Wherever a line holds the string "Ausgestaltung", copy that line.

── Dataset excerpts ──

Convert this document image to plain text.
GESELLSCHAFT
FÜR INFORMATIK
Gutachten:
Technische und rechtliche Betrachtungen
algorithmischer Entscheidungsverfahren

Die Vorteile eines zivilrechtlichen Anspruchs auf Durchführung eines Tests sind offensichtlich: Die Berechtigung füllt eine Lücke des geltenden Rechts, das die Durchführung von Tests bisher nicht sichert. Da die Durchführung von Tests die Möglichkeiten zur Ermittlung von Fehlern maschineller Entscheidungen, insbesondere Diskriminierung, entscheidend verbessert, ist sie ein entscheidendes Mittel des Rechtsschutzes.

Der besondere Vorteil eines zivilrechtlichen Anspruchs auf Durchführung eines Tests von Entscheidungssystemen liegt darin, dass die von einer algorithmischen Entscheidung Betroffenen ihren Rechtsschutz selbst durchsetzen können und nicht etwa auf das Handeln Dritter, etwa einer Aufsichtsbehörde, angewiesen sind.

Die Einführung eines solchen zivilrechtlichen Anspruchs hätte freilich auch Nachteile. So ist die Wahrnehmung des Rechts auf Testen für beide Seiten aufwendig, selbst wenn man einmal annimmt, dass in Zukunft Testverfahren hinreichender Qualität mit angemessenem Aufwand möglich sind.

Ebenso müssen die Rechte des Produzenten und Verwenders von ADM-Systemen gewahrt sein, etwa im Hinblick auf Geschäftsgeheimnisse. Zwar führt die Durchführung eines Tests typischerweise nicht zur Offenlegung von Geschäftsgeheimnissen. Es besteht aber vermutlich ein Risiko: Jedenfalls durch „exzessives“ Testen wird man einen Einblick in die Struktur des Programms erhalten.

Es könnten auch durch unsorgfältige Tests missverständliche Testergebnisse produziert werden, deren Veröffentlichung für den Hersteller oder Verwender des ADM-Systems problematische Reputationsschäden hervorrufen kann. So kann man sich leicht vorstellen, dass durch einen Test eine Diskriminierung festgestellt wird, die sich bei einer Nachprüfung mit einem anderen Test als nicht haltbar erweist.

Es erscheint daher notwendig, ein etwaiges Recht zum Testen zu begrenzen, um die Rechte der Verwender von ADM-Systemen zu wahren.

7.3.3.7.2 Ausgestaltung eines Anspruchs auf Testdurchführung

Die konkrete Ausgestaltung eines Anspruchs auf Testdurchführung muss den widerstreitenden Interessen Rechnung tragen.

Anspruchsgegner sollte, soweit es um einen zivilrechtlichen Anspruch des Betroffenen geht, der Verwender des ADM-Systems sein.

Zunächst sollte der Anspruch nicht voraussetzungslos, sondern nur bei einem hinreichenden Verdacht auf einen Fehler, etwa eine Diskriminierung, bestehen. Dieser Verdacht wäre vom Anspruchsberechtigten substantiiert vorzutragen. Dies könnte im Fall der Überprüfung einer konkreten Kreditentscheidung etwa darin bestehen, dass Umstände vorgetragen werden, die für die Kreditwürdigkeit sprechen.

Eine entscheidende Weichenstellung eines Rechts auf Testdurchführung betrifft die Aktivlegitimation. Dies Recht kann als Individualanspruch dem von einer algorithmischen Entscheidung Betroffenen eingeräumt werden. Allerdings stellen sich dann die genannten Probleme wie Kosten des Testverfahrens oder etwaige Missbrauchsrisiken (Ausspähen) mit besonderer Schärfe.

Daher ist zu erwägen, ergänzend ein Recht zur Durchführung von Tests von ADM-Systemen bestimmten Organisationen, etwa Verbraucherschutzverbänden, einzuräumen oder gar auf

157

───

* [Response to this exercise]
7.3.3.7.2 Ausgestaltung eines Anspruchs auf Testdurchführung
Die konkrete Ausgestaltung eines Anspruchs auf Testdurchführung muss den widerstreitenden Interessen Rechnung tragen.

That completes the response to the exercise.